What the exercise asks:
Find each line with the word "capacity" and copy it.

Stored entries:
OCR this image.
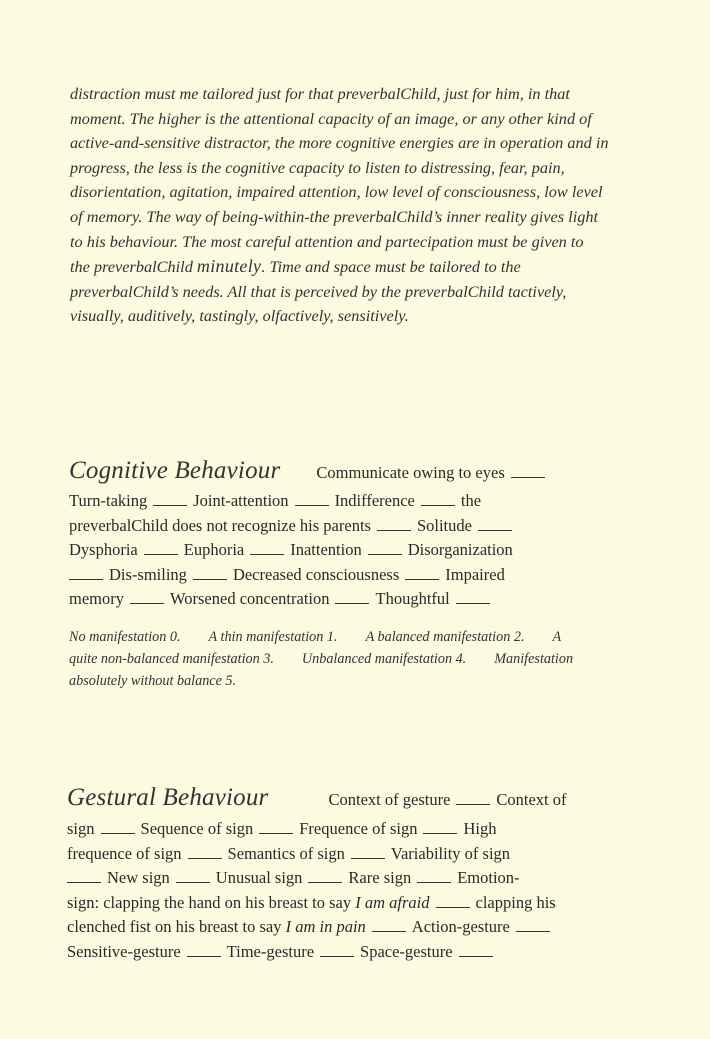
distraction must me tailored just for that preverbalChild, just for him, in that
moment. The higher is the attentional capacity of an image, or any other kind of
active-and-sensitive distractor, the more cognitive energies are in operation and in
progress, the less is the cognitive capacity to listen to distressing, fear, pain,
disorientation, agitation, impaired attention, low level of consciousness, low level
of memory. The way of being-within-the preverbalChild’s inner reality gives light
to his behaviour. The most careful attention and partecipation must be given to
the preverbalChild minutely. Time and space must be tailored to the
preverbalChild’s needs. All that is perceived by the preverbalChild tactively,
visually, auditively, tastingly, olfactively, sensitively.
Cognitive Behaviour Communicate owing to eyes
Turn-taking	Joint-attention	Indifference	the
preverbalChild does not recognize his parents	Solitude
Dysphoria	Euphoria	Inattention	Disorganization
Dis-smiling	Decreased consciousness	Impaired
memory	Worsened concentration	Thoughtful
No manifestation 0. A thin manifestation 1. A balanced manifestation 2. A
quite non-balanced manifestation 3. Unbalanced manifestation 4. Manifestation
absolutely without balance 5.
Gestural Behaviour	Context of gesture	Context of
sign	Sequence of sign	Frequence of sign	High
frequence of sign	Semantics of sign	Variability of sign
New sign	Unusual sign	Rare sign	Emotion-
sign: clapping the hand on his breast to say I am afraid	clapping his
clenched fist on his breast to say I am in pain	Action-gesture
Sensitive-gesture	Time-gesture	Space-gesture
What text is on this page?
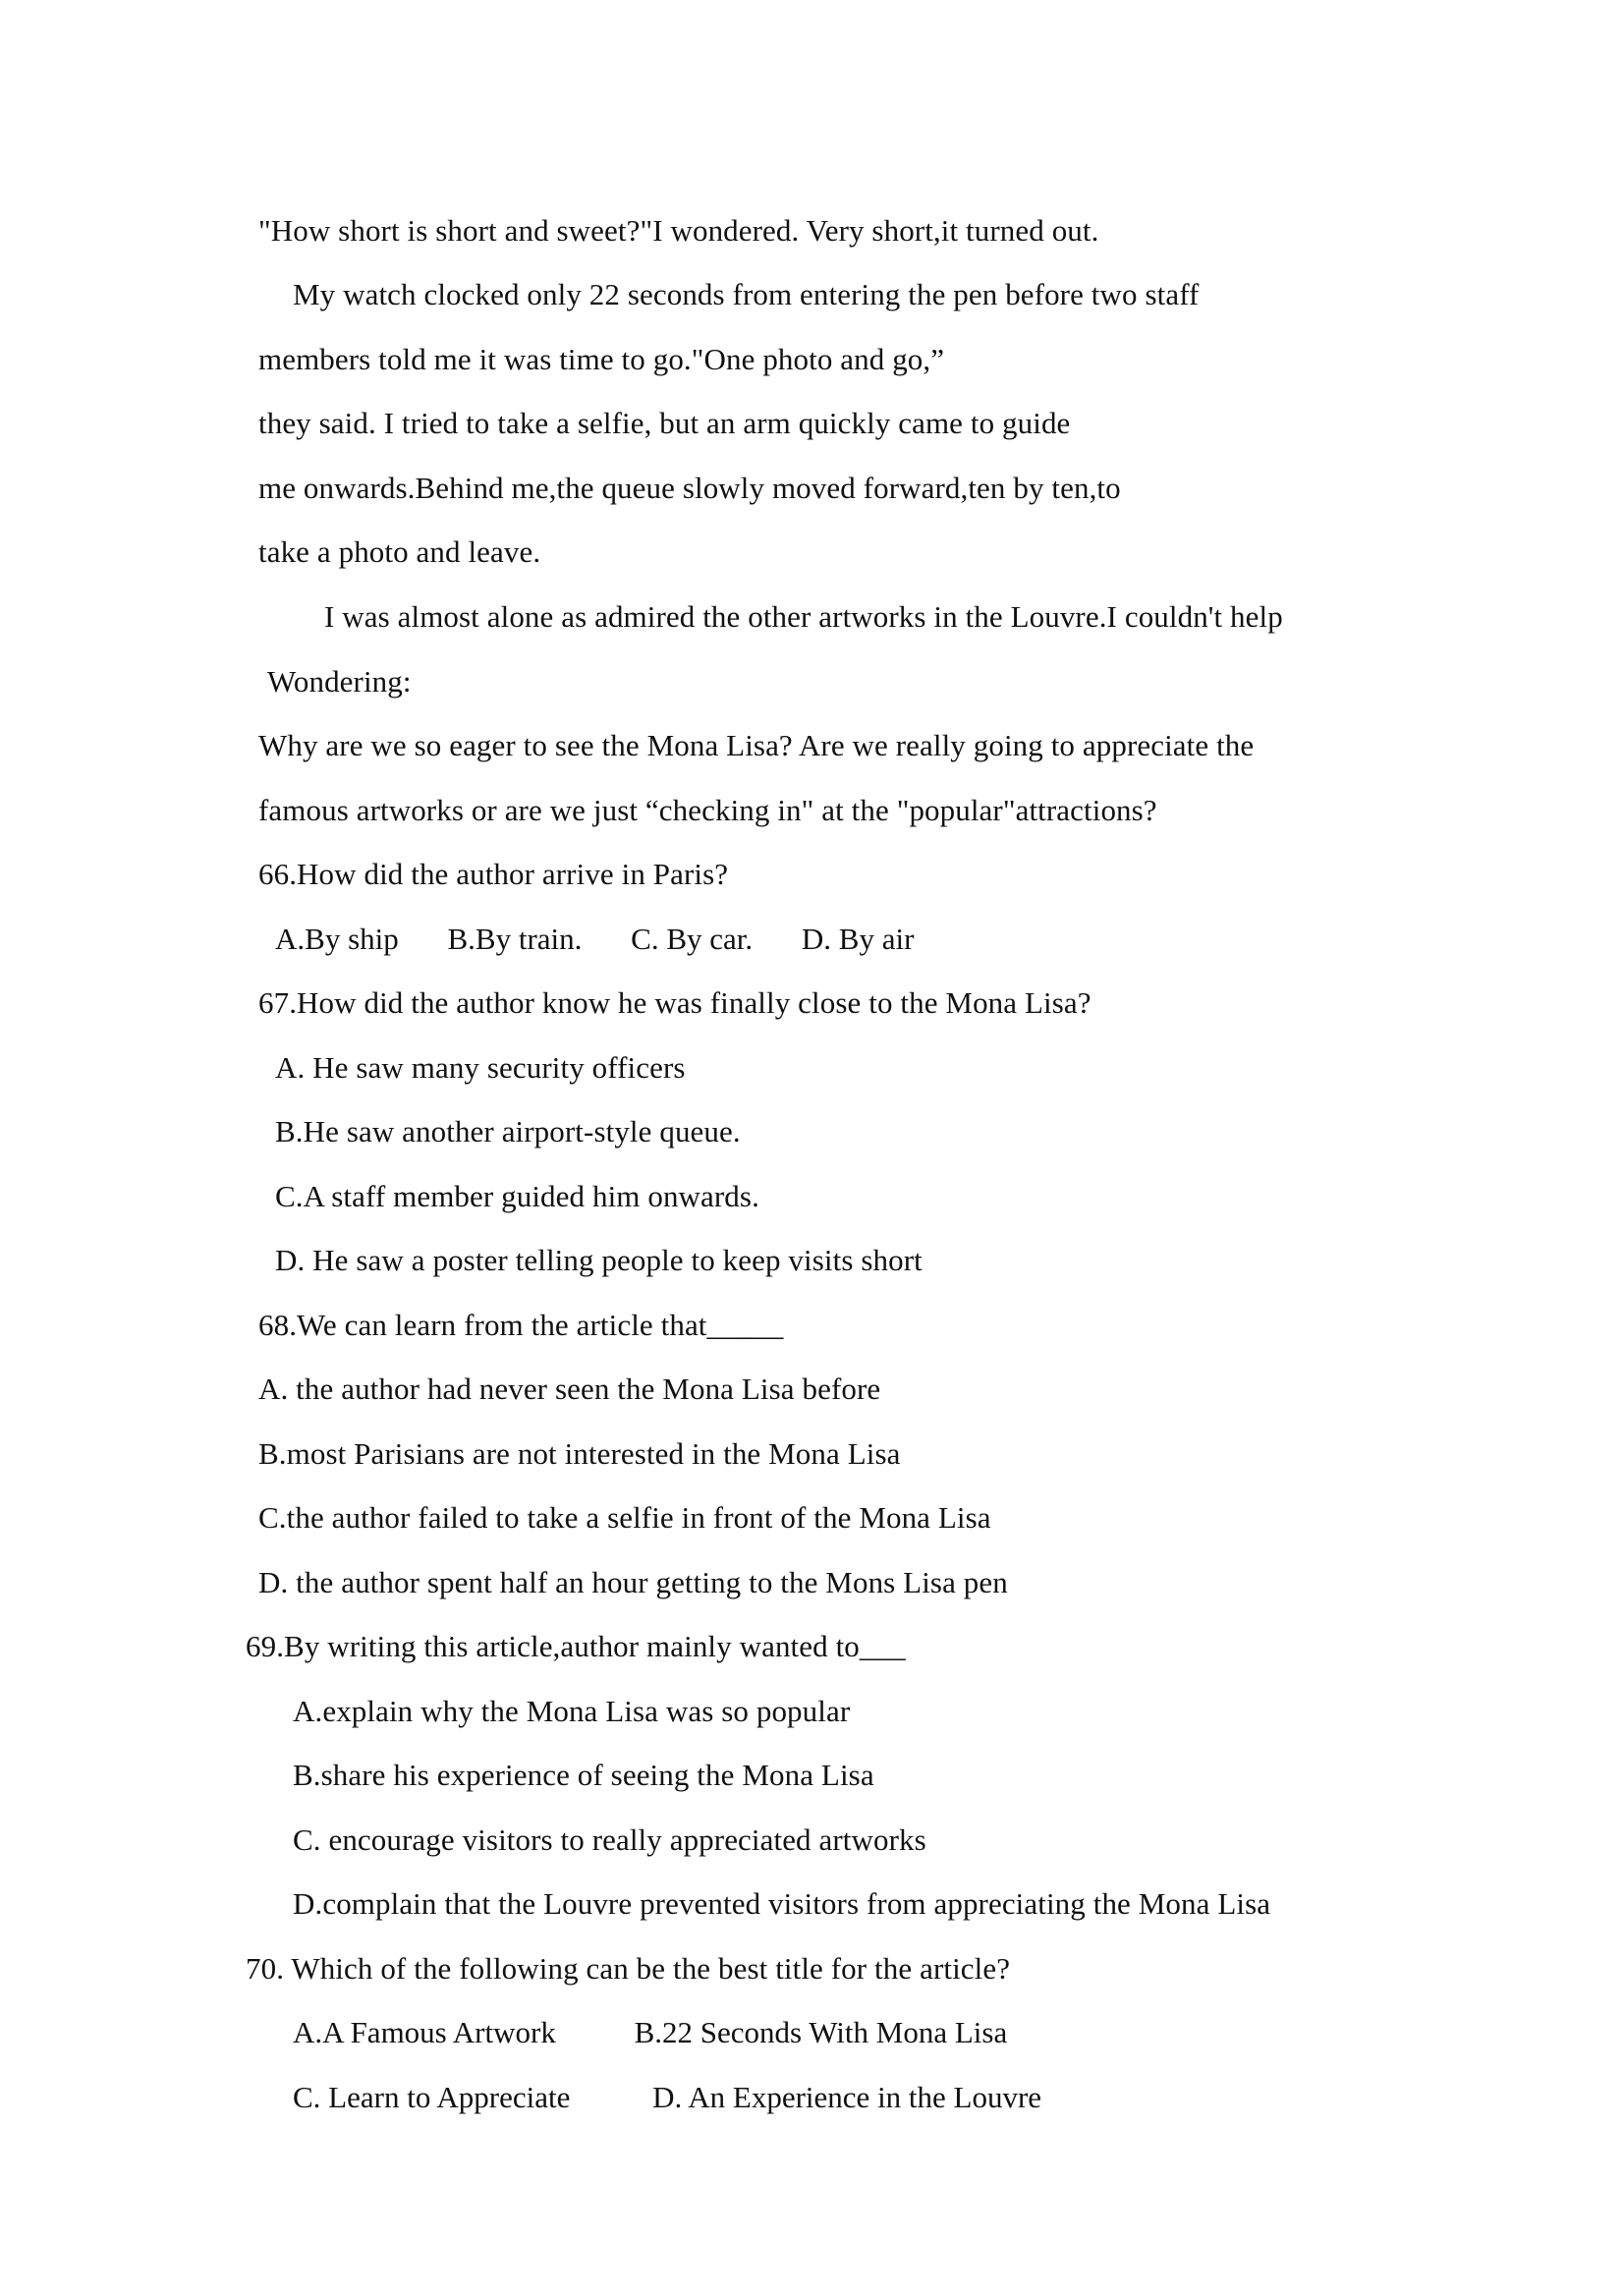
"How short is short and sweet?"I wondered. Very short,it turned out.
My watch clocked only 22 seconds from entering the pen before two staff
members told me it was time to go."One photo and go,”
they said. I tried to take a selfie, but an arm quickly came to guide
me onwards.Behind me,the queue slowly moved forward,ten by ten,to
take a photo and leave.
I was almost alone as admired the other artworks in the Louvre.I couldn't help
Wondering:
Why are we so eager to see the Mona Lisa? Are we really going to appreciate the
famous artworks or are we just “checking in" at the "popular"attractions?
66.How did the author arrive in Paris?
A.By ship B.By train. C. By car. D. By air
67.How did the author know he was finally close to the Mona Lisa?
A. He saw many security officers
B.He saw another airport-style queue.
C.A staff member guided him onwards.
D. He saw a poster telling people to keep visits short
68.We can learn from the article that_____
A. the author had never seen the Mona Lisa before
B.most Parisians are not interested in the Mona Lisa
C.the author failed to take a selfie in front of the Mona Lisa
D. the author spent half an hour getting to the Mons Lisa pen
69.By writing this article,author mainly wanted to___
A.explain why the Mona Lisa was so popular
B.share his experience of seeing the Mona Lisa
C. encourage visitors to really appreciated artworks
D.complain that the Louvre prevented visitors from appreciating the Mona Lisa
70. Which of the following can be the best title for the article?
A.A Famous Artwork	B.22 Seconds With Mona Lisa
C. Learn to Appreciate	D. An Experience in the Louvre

* * *

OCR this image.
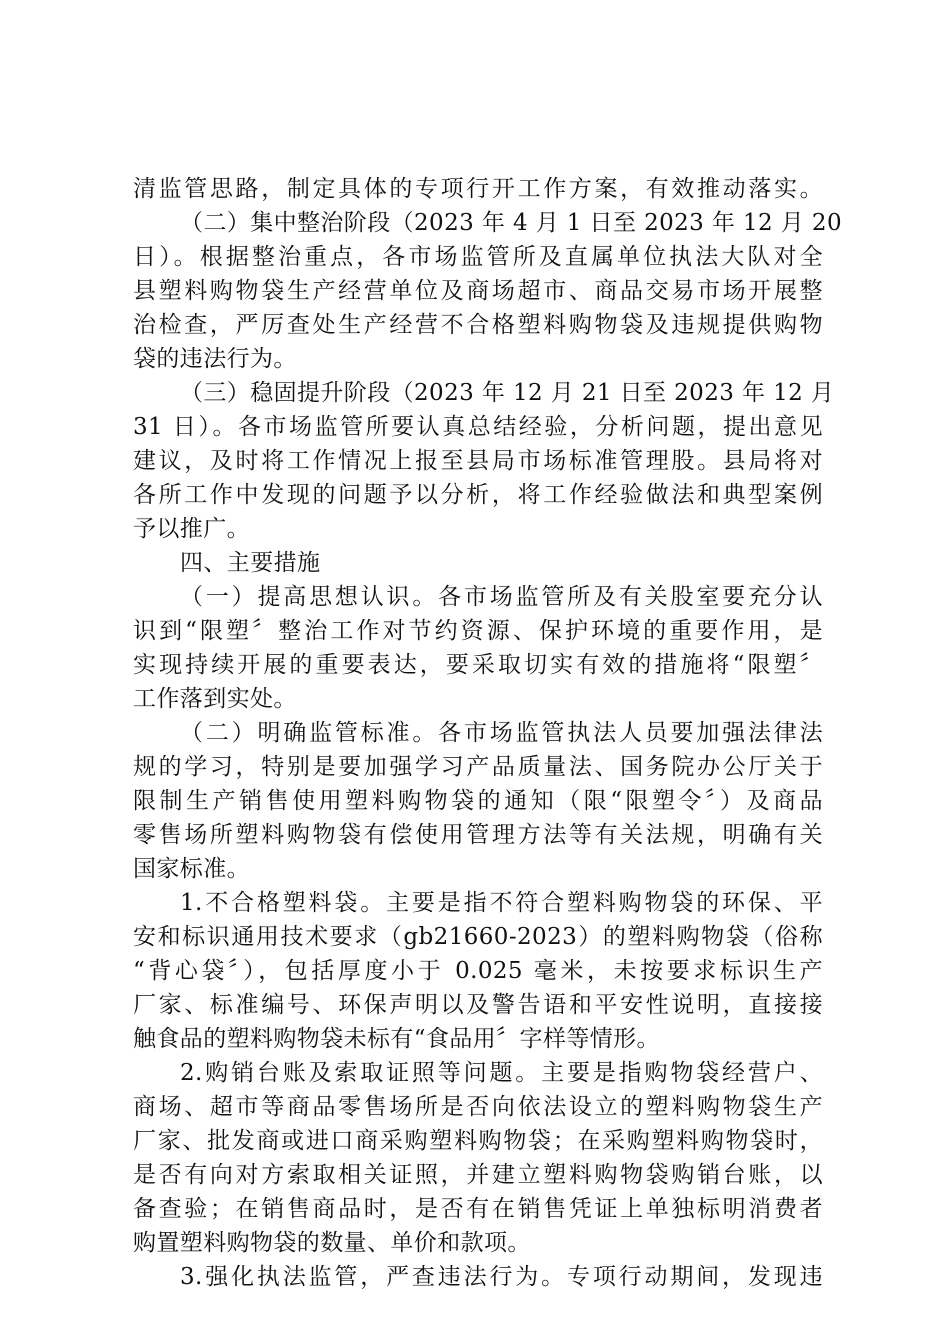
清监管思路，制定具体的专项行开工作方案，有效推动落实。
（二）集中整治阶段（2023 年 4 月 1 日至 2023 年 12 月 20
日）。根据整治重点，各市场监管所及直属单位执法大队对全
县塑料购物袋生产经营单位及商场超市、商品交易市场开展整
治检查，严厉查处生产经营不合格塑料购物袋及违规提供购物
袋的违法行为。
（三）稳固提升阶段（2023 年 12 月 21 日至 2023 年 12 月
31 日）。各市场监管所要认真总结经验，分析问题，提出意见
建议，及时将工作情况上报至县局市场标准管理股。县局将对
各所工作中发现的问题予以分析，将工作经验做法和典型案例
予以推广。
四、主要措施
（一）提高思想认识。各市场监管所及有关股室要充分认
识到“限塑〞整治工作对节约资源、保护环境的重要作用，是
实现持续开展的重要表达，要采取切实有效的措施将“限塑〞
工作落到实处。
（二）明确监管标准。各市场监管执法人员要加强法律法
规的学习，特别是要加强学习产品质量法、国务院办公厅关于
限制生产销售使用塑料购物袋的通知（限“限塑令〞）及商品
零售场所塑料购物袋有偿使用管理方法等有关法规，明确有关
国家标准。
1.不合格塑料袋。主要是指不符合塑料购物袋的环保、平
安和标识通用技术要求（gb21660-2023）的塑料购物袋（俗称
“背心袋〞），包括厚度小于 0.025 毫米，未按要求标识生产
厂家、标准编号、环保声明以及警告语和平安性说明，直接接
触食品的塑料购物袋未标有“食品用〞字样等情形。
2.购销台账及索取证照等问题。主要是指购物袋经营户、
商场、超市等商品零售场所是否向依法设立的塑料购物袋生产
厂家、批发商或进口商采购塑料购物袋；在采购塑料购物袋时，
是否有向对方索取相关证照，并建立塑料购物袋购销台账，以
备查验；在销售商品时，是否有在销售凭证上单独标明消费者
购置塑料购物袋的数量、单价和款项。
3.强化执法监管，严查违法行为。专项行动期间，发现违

Result:
moment. The higher is the attentional capacity of an image, or any other kind of
progress, the less is the cognitive capacity to listen to distressing, fear, pain,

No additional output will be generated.